▶ _YOUR GOAL_: Show each line that has the string "EURJPY" in it.

==================================================

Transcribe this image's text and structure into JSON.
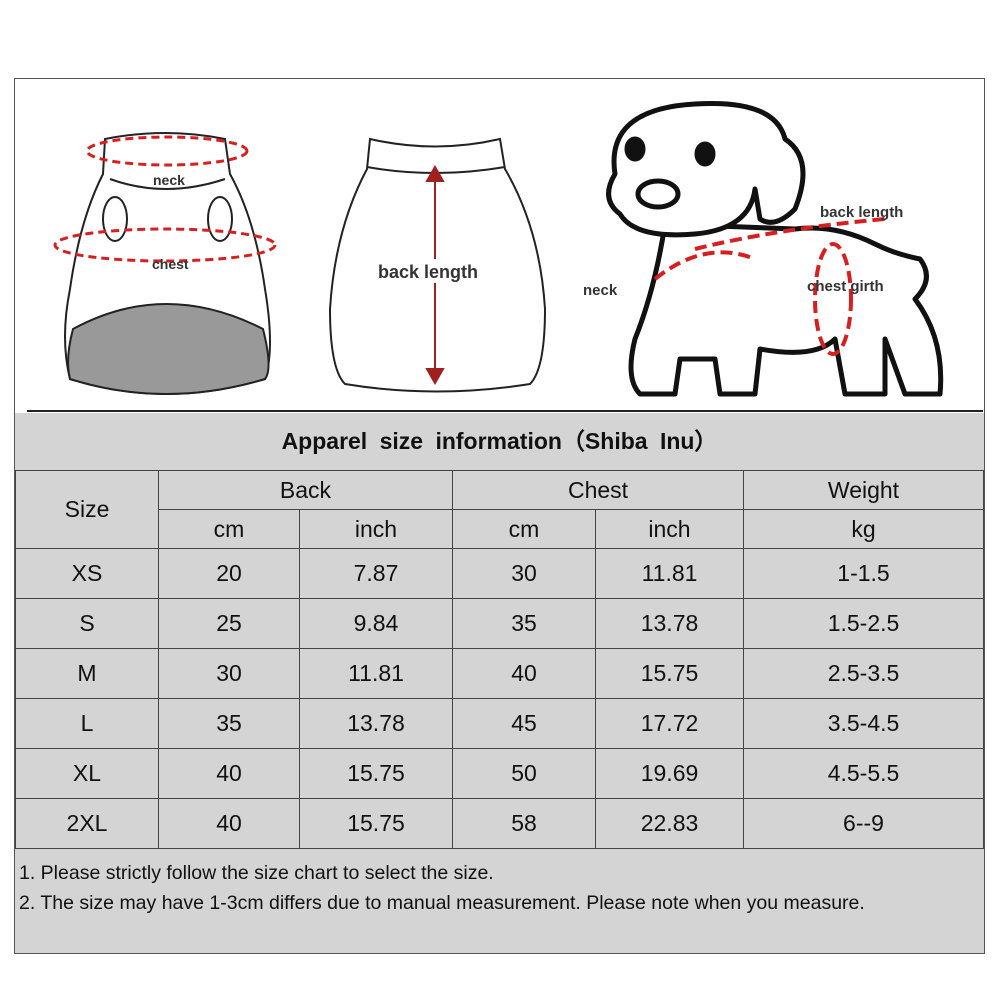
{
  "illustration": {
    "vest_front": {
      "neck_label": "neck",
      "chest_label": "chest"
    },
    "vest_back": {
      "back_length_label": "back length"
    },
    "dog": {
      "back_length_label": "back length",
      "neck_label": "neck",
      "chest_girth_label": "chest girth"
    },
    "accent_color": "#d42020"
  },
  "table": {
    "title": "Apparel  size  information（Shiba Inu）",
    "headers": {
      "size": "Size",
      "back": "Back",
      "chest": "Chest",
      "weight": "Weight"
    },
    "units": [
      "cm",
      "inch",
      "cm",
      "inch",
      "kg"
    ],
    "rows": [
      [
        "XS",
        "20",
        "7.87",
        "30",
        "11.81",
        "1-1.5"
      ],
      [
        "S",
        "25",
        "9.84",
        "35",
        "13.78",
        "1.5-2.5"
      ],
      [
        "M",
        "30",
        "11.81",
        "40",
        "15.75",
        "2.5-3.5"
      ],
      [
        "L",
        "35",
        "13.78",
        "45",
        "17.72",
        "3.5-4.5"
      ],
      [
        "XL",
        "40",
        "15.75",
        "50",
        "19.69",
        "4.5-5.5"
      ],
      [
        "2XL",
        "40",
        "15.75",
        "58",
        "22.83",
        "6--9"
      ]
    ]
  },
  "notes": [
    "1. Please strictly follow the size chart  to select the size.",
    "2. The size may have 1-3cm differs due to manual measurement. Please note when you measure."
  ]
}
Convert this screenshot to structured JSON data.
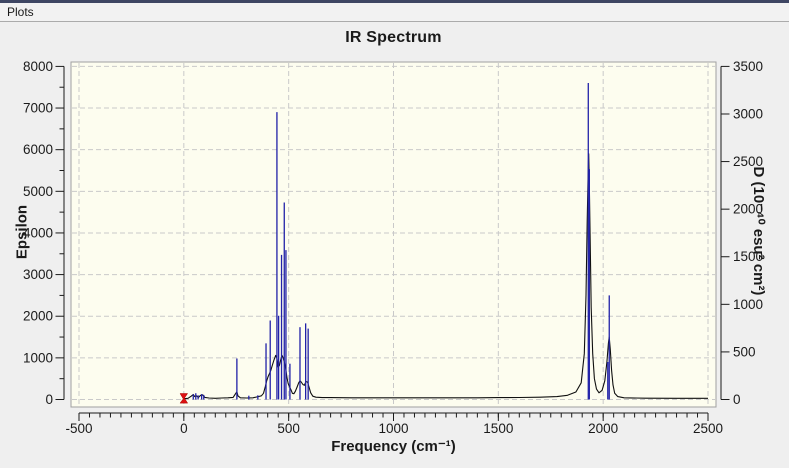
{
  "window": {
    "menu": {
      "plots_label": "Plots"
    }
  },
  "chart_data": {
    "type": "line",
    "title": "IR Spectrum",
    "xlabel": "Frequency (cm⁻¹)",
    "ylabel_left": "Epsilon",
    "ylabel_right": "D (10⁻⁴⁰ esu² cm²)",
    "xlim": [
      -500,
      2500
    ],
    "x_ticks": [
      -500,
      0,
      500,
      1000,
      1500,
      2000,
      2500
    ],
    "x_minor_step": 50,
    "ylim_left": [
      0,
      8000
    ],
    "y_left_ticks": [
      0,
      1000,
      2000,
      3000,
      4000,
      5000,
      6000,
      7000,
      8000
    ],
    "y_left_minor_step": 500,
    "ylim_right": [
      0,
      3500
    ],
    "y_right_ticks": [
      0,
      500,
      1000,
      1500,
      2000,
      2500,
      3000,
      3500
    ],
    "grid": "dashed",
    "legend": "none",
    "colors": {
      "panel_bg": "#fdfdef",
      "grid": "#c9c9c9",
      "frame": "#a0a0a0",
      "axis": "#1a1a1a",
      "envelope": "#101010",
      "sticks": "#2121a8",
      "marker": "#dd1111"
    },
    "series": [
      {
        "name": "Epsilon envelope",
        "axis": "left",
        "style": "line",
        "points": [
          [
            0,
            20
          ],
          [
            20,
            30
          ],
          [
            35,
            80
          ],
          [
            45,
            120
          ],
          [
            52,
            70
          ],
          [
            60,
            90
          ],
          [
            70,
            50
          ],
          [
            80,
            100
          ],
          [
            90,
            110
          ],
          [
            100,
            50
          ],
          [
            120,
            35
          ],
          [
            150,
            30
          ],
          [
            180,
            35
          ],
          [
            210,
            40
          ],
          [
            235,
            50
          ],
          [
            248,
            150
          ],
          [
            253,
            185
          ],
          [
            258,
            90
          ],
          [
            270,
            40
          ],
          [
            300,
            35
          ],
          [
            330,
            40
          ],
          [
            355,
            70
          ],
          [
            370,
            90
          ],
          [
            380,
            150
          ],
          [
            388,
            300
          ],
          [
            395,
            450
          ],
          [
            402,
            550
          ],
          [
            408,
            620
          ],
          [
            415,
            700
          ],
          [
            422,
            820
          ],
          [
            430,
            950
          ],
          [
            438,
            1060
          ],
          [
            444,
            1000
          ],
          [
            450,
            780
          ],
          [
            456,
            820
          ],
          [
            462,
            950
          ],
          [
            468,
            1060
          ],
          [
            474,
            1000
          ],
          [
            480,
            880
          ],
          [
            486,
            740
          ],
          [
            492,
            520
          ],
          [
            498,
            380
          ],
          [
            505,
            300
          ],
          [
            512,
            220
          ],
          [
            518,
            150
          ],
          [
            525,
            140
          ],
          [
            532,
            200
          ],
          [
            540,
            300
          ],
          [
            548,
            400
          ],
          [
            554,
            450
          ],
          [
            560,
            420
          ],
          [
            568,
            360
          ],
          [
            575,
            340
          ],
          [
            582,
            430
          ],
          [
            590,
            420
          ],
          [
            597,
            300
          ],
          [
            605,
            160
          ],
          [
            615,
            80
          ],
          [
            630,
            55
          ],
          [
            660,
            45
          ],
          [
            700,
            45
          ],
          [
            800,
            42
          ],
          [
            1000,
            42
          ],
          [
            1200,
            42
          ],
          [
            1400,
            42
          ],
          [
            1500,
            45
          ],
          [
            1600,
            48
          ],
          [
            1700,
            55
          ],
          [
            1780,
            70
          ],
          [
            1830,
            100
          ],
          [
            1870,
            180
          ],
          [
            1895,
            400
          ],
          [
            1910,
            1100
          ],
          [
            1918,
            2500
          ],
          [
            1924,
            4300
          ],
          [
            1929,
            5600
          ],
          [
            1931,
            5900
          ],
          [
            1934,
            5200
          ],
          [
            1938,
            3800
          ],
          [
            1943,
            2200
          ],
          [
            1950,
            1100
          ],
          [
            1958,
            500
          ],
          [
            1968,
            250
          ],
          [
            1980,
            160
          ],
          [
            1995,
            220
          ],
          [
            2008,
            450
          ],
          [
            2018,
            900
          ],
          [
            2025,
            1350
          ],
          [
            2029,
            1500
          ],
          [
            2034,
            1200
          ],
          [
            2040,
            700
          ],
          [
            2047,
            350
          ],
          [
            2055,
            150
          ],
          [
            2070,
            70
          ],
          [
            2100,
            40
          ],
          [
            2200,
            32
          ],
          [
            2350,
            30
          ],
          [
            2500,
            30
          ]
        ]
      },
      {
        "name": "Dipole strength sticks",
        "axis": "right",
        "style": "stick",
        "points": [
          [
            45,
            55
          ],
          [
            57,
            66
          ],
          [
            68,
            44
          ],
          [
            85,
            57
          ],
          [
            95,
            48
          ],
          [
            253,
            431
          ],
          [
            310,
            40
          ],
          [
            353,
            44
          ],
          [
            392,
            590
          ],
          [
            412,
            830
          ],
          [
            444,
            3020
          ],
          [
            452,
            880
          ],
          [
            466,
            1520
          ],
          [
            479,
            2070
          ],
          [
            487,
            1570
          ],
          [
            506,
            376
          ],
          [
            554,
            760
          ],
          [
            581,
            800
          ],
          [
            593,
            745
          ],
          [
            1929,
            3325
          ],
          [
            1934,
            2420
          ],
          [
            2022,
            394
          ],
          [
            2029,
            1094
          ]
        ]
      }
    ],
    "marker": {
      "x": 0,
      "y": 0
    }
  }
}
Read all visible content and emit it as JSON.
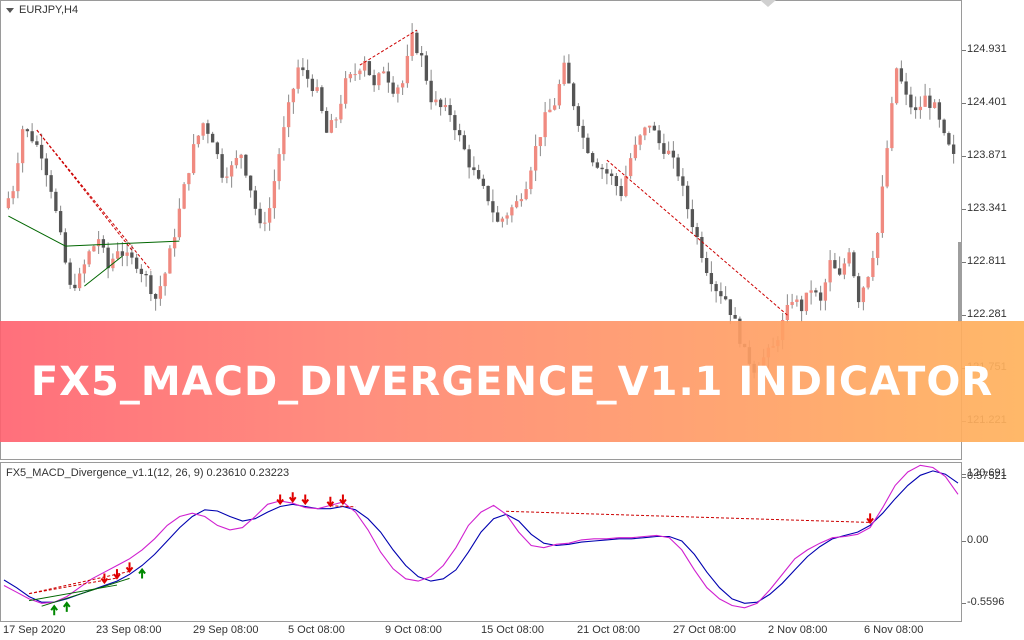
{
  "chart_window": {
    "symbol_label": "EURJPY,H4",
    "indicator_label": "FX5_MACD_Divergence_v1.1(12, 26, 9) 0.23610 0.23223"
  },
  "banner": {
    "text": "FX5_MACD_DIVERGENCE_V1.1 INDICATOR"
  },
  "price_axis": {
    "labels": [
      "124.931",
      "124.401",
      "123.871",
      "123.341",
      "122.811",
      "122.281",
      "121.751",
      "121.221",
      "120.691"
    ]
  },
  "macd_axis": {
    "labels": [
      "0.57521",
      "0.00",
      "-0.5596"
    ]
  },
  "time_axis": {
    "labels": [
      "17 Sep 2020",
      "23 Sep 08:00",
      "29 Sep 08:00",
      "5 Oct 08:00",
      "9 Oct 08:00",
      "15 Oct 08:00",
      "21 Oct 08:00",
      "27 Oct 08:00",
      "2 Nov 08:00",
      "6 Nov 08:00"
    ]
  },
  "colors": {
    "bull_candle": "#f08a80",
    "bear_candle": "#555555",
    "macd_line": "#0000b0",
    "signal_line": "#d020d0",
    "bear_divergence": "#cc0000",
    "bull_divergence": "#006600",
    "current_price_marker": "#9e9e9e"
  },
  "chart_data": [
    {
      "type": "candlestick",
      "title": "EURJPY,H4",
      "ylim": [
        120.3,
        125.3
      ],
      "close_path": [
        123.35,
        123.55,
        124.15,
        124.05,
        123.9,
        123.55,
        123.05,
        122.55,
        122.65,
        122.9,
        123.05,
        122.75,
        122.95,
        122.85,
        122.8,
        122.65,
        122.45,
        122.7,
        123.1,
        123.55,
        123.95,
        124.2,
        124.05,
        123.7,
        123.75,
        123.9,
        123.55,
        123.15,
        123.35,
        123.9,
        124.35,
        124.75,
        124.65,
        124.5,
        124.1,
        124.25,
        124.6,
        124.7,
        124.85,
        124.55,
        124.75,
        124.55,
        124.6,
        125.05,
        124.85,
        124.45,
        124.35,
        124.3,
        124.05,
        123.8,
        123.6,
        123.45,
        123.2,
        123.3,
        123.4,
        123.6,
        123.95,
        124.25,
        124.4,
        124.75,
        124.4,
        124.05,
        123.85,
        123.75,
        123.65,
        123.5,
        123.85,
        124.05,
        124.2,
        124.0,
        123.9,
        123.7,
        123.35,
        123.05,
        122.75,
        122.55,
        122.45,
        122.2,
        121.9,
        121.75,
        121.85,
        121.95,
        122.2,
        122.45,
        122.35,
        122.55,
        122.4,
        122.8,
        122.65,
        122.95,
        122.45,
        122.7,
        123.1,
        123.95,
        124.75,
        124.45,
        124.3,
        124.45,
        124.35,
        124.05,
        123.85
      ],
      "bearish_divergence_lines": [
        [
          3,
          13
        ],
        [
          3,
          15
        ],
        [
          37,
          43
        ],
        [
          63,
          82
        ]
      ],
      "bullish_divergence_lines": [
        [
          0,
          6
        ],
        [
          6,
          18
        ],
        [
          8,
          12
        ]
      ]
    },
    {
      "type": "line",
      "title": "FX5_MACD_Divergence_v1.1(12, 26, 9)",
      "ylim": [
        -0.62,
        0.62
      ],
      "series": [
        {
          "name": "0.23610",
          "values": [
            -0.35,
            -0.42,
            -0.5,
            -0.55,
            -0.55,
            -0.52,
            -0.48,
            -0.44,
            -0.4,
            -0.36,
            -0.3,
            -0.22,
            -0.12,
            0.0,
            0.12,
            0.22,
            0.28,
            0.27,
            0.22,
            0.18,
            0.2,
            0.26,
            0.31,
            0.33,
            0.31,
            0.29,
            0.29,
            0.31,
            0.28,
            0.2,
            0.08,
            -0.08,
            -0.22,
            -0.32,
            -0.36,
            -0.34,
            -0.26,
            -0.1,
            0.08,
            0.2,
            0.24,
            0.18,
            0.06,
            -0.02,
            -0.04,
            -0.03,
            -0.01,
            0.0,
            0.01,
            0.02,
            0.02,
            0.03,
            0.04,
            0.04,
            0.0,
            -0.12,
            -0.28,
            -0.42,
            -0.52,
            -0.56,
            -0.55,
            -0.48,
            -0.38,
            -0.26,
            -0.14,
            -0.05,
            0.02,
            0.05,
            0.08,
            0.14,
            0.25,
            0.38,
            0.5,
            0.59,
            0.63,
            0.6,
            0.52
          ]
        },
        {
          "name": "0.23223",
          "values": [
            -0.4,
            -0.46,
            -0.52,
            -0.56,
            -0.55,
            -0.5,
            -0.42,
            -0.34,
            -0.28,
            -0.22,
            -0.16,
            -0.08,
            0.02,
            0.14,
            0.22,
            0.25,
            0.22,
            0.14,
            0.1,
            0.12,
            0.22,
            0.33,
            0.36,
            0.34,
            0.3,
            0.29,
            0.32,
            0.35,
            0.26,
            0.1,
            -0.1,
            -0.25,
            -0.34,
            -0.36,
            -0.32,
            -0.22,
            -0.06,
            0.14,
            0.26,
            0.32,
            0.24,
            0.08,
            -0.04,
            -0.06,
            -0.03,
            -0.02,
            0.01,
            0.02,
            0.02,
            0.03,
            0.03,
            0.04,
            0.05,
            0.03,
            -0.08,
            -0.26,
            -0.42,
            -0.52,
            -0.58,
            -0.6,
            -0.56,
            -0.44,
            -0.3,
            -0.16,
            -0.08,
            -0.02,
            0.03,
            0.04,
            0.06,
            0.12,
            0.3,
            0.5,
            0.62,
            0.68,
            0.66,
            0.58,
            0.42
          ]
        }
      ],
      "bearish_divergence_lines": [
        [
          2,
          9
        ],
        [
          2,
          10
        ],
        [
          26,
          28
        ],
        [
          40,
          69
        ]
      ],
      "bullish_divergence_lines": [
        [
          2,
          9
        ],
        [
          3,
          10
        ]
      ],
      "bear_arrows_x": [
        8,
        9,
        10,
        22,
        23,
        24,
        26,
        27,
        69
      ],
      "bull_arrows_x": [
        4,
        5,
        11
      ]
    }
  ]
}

==================================================

▶ _RESULT FOR THIS EXERCISE_:
    "symbol_label": "EURJPY,H4",
      "title": "EURJPY,H4",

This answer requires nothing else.